---- Records provided
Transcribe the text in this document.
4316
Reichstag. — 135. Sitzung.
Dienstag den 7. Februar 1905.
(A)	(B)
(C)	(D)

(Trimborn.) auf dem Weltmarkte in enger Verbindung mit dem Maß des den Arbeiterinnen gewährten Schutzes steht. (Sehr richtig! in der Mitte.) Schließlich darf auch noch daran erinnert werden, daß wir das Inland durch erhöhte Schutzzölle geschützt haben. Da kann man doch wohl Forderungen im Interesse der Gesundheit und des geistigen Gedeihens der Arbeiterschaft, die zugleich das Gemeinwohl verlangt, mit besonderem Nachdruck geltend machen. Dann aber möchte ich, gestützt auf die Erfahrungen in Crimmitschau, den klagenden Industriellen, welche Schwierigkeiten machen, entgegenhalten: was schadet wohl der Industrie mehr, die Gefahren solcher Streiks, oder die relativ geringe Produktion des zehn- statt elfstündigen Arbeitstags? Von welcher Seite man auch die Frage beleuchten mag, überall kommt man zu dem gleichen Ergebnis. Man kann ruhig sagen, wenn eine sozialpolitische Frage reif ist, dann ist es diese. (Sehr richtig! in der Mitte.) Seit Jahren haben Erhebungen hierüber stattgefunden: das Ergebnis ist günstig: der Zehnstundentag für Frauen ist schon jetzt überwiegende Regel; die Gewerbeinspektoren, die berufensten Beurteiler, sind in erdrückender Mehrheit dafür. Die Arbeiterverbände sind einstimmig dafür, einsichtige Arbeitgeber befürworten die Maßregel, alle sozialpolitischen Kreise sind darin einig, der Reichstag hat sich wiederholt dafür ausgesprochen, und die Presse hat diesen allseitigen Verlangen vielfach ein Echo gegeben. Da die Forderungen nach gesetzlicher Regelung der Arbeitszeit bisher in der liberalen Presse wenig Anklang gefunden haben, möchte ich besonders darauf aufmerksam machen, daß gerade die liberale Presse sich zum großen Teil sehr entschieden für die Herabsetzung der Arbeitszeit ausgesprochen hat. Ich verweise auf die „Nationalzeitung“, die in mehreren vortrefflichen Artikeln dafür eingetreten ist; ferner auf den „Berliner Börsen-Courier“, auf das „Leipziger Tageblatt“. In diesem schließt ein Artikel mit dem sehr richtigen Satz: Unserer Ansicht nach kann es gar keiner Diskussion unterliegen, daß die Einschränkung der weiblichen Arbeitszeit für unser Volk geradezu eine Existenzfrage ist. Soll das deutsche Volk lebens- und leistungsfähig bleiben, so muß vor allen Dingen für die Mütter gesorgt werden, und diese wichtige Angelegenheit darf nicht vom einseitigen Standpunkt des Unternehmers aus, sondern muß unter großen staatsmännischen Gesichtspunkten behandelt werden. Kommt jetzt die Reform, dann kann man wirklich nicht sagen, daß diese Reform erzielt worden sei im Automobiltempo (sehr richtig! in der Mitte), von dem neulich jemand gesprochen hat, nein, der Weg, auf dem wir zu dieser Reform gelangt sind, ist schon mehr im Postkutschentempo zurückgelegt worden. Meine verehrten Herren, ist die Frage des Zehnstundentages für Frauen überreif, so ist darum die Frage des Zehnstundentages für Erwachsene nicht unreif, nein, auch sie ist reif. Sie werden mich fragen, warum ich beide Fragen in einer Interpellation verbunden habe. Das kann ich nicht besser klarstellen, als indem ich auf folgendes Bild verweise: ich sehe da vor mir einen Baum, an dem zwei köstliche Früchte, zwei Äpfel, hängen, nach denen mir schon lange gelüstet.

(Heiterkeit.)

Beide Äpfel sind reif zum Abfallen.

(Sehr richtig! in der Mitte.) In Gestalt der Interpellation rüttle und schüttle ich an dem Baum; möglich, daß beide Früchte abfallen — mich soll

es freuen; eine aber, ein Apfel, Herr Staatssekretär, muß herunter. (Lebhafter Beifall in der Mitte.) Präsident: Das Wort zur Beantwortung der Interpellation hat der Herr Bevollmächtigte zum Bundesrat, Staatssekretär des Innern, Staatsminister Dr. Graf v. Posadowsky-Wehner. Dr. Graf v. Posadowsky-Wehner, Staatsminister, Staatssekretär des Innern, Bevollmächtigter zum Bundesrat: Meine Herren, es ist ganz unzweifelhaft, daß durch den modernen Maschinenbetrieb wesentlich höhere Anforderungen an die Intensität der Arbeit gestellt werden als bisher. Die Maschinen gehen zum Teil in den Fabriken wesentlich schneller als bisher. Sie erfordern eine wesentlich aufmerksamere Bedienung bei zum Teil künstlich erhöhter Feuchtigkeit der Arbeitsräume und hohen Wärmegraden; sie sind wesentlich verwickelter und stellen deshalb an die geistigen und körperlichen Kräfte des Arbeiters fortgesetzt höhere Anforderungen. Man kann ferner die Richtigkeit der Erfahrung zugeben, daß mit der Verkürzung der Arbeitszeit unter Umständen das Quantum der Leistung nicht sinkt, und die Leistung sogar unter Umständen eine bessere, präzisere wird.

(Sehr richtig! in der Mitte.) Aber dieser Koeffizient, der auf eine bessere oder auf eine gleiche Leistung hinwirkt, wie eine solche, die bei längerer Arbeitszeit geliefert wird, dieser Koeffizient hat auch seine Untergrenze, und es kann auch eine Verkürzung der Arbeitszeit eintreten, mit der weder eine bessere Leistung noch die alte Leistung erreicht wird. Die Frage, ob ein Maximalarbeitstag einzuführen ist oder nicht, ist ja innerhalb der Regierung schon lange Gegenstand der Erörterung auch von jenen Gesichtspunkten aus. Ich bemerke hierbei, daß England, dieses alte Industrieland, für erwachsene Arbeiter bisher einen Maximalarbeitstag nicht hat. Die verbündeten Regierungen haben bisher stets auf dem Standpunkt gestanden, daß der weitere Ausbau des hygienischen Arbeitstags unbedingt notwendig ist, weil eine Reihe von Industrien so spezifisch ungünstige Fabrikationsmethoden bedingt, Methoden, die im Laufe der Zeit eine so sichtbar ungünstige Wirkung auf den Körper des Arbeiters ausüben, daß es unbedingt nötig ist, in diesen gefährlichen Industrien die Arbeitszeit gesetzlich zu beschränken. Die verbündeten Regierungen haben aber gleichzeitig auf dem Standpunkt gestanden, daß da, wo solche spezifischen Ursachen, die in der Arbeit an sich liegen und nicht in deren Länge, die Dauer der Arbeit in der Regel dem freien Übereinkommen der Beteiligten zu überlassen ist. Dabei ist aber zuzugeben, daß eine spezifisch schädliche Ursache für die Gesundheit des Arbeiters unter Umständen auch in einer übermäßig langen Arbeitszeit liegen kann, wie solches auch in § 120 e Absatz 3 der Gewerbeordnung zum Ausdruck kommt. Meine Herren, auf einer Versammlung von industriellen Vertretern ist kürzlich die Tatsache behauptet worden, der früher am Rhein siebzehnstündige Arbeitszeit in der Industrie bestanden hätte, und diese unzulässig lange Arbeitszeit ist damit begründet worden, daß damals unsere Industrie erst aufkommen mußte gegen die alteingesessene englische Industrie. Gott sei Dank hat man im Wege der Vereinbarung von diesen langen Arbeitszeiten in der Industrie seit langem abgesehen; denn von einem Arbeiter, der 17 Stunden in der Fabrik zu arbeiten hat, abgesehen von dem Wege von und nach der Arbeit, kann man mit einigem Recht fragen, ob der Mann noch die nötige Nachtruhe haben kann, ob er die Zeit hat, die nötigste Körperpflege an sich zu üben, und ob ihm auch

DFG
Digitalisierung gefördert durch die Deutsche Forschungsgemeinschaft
--------
Reproduce the full listing exactly.

Transcribe the text in this document.
4316
Reichstag. — 135. Sitzung.
Dienstag den 7. Februar 1905.
(A)	(B)
(C)	(D)

(Trimborn.) auf dem Weltmarkte in enger Verbindung mit dem Maß des den Arbeiterinnen gewährten Schutzes steht. (Sehr richtig! in der Mitte.) Schließlich darf auch noch daran erinnert werden, daß wir das Inland durch erhöhte Schutzzölle geschützt haben. Da kann man doch wohl Forderungen im Interesse der Gesundheit und des geistigen Gedeihens der Arbeiterschaft, die zugleich das Gemeinwohl verlangt, mit besonderem Nachdruck geltend machen. Dann aber möchte ich, gestützt auf die Erfahrungen in Crimmitschau, den klagenden Industriellen, welche Schwierigkeiten machen, entgegenhalten: was schadet wohl der Industrie mehr, die Gefahren solcher Streiks, oder die relativ geringe Produktion des zehn- statt elfstündigen Arbeitstags? Von welcher Seite man auch die Frage beleuchten mag, überall kommt man zu dem gleichen Ergebnis. Man kann ruhig sagen, wenn eine sozialpolitische Frage reif ist, dann ist es diese. (Sehr richtig! in der Mitte.) Seit Jahren haben Erhebungen hierüber stattgefunden: das Ergebnis ist günstig: der Zehnstundentag für Frauen ist schon jetzt überwiegende Regel; die Gewerbeinspektoren, die berufensten Beurteiler, sind in erdrückender Mehrheit dafür. Die Arbeiterverbände sind einstimmig dafür, einsichtige Arbeitgeber befürworten die Maßregel, alle sozialpolitischen Kreise sind darin einig, der Reichstag hat sich wiederholt dafür ausgesprochen, und die Presse hat diesen allseitigen Verlangen vielfach ein Echo gegeben. Da die Forderungen nach gesetzlicher Regelung der Arbeitszeit bisher in der liberalen Presse wenig Anklang gefunden haben, möchte ich besonders darauf aufmerksam machen, daß gerade die liberale Presse sich zum großen Teil sehr entschieden für die Herabsetzung der Arbeitszeit ausgesprochen hat. Ich verweise auf die „Nationalzeitung“, die in mehreren vortrefflichen Artikeln dafür eingetreten ist; ferner auf den „Berliner Börsen-Courier“, auf das „Leipziger Tageblatt“. In diesem schließt ein Artikel mit dem sehr richtigen Satz: Unserer Ansicht nach kann es gar keiner Diskussion unterliegen, daß die Einschränkung der weiblichen Arbeitszeit für unser Volk geradezu eine Existenzfrage ist. Soll das deutsche Volk lebens- und leistungsfähig bleiben, so muß vor allen Dingen für die Mütter gesorgt werden, und diese wichtige Angelegenheit darf nicht vom einseitigen Standpunkt des Unternehmers aus, sondern muß unter großen staatsmännischen Gesichtspunkten behandelt werden. Kommt jetzt die Reform, dann kann man wirklich nicht sagen, daß diese Reform erzielt worden sei im Automobiltempo (sehr richtig! in der Mitte), von dem neulich jemand gesprochen hat, nein, der Weg, auf dem wir zu dieser Reform gelangt sind, ist schon mehr im Postkutschentempo zurückgelegt worden. Meine verehrten Herren, ist die Frage des Zehnstundentages für Frauen überreif, so ist darum die Frage des Zehnstundentages für Erwachsene nicht unreif, nein, auch sie ist reif. Sie werden mich fragen, warum ich beide Fragen in einer Interpellation verbunden habe. Das kann ich nicht besser klarstellen, als indem ich auf folgendes Bild verweise: ich sehe da vor mir einen Baum, an dem zwei köstliche Früchte, zwei Äpfel, hängen, nach denen mir schon lange gelüstet.

(Heiterkeit.)

Beide Äpfel sind reif zum Abfallen.

(Sehr richtig! in der Mitte.) In Gestalt der Interpellation rüttle und schüttle ich an dem Baum; möglich, daß beide Früchte abfallen — mich soll

es freuen; eine aber, ein Apfel, Herr Staatssekretär, muß herunter. (Lebhafter Beifall in der Mitte.) Präsident: Das Wort zur Beantwortung der Interpellation hat der Herr Bevollmächtigte zum Bundesrat, Staatssekretär des Innern, Staatsminister Dr. Graf v. Posadowsky-Wehner. Dr. Graf v. Posadowsky-Wehner, Staatsminister, Staatssekretär des Innern, Bevollmächtigter zum Bundesrat: Meine Herren, es ist ganz unzweifelhaft, daß durch den modernen Maschinenbetrieb wesentlich höhere Anforderungen an die Intensität der Arbeit gestellt werden als bisher. Die Maschinen gehen zum Teil in den Fabriken wesentlich schneller als bisher. Sie erfordern eine wesentlich aufmerksamere Bedienung bei zum Teil künstlich erhöhter Feuchtigkeit der Arbeitsräume und hohen Wärmegraden; sie sind wesentlich verwickelter und stellen deshalb an die geistigen und körperlichen Kräfte des Arbeiters fortgesetzt höhere Anforderungen. Man kann ferner die Richtigkeit der Erfahrung zugeben, daß mit der Verkürzung der Arbeitszeit unter Umständen das Quantum der Leistung nicht sinkt, und die Leistung sogar unter Umständen eine bessere, präzisere wird.

(Sehr richtig! in der Mitte.) Aber dieser Koeffizient, der auf eine bessere oder auf eine gleiche Leistung hinwirkt, wie eine solche, die bei längerer Arbeitszeit geliefert wird, dieser Koeffizient hat auch seine Untergrenze, und es kann auch eine Verkürzung der Arbeitszeit eintreten, mit der weder eine bessere Leistung noch die alte Leistung erreicht wird. Die Frage, ob ein Maximalarbeitstag einzuführen ist oder nicht, ist ja innerhalb der Regierung schon lange Gegenstand der Erörterung auch von jenen Gesichtspunkten aus. Ich bemerke hierbei, daß England, dieses alte Industrieland, für erwachsene Arbeiter bisher einen Maximalarbeitstag nicht hat. Die verbündeten Regierungen haben bisher stets auf dem Standpunkt gestanden, daß der weitere Ausbau des hygienischen Arbeitstags unbedingt notwendig ist, weil eine Reihe von Industrien so spezifisch ungünstige Fabrikationsmethoden bedingt, Methoden, die im Laufe der Zeit eine so sichtbar ungünstige Wirkung auf den Körper des Arbeiters ausüben, daß es unbedingt nötig ist, in diesen gefährlichen Industrien die Arbeitszeit gesetzlich zu beschränken. Die verbündeten Regierungen haben aber gleichzeitig auf dem Standpunkt gestanden, daß da, wo solche spezifischen Ursachen, die in der Arbeit an sich liegen und nicht in deren Länge, die Dauer der Arbeit in der Regel dem freien Übereinkommen der Beteiligten zu überlassen ist. Dabei ist aber zuzugeben, daß eine spezifisch schädliche Ursache für die Gesundheit des Arbeiters unter Umständen auch in einer übermäßig langen Arbeitszeit liegen kann, wie solches auch in § 120 e Absatz 3 der Gewerbeordnung zum Ausdruck kommt. Meine Herren, auf einer Versammlung von industriellen Vertretern ist kürzlich die Tatsache behauptet worden, der früher am Rhein siebzehnstündige Arbeitszeit in der Industrie bestanden hätte, und diese unzulässig lange Arbeitszeit ist damit begründet worden, daß damals unsere Industrie erst aufkommen mußte gegen die alteingesessene englische Industrie. Gott sei Dank hat man im Wege der Vereinbarung von diesen langen Arbeitszeiten in der Industrie seit langem abgesehen; denn von einem Arbeiter, der 17 Stunden in der Fabrik zu arbeiten hat, abgesehen von dem Wege von und nach der Arbeit, kann man mit einigem Recht fragen, ob der Mann noch die nötige Nachtruhe haben kann, ob er die Zeit hat, die nötigste Körperpflege an sich zu üben, und ob ihm auch

DFG
Digitalisierung gefördert durch die Deutsche Forschungsgemeinschaft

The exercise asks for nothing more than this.